Problem requirements
Repeat the records exactly. Every line must match.

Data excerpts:
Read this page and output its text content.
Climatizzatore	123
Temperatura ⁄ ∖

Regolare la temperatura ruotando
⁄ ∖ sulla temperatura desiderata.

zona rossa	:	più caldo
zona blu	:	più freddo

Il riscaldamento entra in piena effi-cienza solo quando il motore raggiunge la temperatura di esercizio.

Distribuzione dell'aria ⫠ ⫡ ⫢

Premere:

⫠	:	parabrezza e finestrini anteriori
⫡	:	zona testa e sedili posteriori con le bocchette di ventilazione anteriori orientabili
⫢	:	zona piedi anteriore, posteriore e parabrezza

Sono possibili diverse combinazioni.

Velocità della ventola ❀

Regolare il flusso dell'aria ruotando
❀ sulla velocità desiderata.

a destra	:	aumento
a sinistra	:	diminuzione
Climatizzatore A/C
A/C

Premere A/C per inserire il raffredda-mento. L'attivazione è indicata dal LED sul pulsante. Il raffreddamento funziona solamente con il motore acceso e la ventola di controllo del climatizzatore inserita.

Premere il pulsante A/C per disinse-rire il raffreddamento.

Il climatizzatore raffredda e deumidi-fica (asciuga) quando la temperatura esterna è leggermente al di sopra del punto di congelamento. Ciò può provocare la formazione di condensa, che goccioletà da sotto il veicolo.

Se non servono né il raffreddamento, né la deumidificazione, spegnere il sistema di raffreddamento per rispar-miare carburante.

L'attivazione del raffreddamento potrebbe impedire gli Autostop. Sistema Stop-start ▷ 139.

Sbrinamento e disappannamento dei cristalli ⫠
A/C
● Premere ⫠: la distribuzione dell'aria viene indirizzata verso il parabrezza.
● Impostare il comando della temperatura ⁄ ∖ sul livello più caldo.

Exercise response
Read this page and output its text content.
Climatizzatore	123
Temperatura ⁄ ∖

Regolare la temperatura ruotando
⁄ ∖ sulla temperatura desiderata.

zona rossa	:	più caldo
zona blu	:	più freddo

Il riscaldamento entra in piena effi-cienza solo quando il motore raggiunge la temperatura di esercizio.

Distribuzione dell'aria ⫠ ⫡ ⫢

Premere:

⫠	:	parabrezza e finestrini anteriori
⫡	:	zona testa e sedili posteriori con le bocchette di ventilazione anteriori orientabili
⫢	:	zona piedi anteriore, posteriore e parabrezza

Sono possibili diverse combinazioni.

Velocità della ventola ❀

Regolare il flusso dell'aria ruotando
❀ sulla velocità desiderata.

a destra	:	aumento
a sinistra	:	diminuzione
Climatizzatore A/C
A/C

Premere A/C per inserire il raffredda-mento. L'attivazione è indicata dal LED sul pulsante. Il raffreddamento funziona solamente con il motore acceso e la ventola di controllo del climatizzatore inserita.

Premere il pulsante A/C per disinse-rire il raffreddamento.

Il climatizzatore raffredda e deumidi-fica (asciuga) quando la temperatura esterna è leggermente al di sopra del punto di congelamento. Ciò può provocare la formazione di condensa, che goccioletà da sotto il veicolo.

Se non servono né il raffreddamento, né la deumidificazione, spegnere il sistema di raffreddamento per rispar-miare carburante.

L'attivazione del raffreddamento potrebbe impedire gli Autostop. Sistema Stop-start ▷ 139.

Sbrinamento e disappannamento dei cristalli ⫠
A/C
● Premere ⫠: la distribuzione dell'aria viene indirizzata verso il parabrezza.
● Impostare il comando della temperatura ⁄ ∖ sul livello più caldo.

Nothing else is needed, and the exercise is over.